- TO DO -
Repeat the full listing, word for word.

◇ ◇ ◇ ◇ ◇ ◇ ◇

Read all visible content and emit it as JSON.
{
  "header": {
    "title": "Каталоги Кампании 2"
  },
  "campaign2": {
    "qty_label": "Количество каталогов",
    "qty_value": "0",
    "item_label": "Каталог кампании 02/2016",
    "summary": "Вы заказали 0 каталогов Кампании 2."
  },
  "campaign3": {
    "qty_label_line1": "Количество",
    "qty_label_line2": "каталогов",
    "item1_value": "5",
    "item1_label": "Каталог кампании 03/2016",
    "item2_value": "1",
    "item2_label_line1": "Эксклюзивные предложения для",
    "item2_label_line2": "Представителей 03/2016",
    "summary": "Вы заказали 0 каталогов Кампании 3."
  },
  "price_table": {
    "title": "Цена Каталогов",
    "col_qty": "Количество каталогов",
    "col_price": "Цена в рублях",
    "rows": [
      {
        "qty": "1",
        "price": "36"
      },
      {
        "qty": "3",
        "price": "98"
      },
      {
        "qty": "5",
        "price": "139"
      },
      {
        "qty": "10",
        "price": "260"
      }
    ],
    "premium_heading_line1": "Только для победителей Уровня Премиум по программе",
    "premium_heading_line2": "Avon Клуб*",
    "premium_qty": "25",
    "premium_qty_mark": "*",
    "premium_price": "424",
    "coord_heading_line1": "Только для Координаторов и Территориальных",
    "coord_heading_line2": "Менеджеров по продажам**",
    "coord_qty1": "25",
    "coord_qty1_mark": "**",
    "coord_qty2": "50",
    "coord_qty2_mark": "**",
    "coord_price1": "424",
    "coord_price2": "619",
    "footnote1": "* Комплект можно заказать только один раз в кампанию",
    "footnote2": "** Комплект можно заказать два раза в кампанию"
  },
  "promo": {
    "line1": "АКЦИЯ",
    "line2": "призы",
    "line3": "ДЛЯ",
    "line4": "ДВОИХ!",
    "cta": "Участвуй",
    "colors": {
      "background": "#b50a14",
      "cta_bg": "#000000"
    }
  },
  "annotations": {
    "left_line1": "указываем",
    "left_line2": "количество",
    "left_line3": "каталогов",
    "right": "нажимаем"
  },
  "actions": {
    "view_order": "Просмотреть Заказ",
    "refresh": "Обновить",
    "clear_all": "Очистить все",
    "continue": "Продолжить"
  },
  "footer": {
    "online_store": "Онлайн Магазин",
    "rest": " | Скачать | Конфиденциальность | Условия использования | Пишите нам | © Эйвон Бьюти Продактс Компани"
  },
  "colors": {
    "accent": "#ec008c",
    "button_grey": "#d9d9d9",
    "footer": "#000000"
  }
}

◇ ◇ ◇ ◇ ◇ ◇ ◇

- RESPONSE TO THIS TASK -
Read all visible content and emit it as JSON.
{
  "header": {
    "title": "Каталоги Кампании 2"
  },
  "campaign2": {
    "qty_label": "Количество каталогов",
    "qty_value": "0",
    "item_label": "Каталог кампании 02/2016",
    "summary": "Вы заказали 0 каталогов Кампании 2."
  },
  "campaign3": {
    "qty_label_line1": "Количество",
    "qty_label_line2": "каталогов",
    "item1_value": "5",
    "item1_label": "Каталог кампании 03/2016",
    "item2_value": "1",
    "item2_label_line1": "Эксклюзивные предложения для",
    "item2_label_line2": "Представителей 03/2016",
    "summary": "Вы заказали 0 каталогов Кампании 3."
  },
  "price_table": {
    "title": "Цена Каталогов",
    "col_qty": "Количество каталогов",
    "col_price": "Цена в рублях",
    "rows": [
      {
        "qty": "1",
        "price": "36"
      },
      {
        "qty": "3",
        "price": "98"
      },
      {
        "qty": "5",
        "price": "139"
      },
      {
        "qty": "10",
        "price": "260"
      }
    ],
    "premium_heading_line1": "Только для победителей Уровня Премиум по программе",
    "premium_heading_line2": "Avon Клуб*",
    "premium_qty": "25",
    "premium_qty_mark": "*",
    "premium_price": "424",
    "coord_heading_line1": "Только для Координаторов и Территориальных",
    "coord_heading_line2": "Менеджеров по продажам**",
    "coord_qty1": "25",
    "coord_qty1_mark": "**",
    "coord_qty2": "50",
    "coord_qty2_mark": "**",
    "coord_price1": "424",
    "coord_price2": "619",
    "footnote1": "* Комплект можно заказать только один раз в кампанию",
    "footnote2": "** Комплект можно заказать два раза в кампанию"
  },
  "promo": {
    "line1": "АКЦИЯ",
    "line2": "призы",
    "line3": "ДЛЯ",
    "line4": "ДВОИХ!",
    "cta": "Участвуй",
    "colors": {
      "background": "#b50a14",
      "cta_bg": "#000000"
    }
  },
  "annotations": {
    "left_line1": "указываем",
    "left_line2": "количество",
    "left_line3": "каталогов",
    "right": "нажимаем"
  },
  "actions": {
    "view_order": "Просмотреть Заказ",
    "refresh": "Обновить",
    "clear_all": "Очистить все",
    "continue": "Продолжить"
  },
  "footer": {
    "online_store": "Онлайн Магазин",
    "rest": " | Скачать | Конфиденциальность | Условия использования | Пишите нам | © Эйвон Бьюти Продактс Компани"
  },
  "colors": {
    "accent": "#ec008c",
    "button_grey": "#d9d9d9",
    "footer": "#000000"
  }
}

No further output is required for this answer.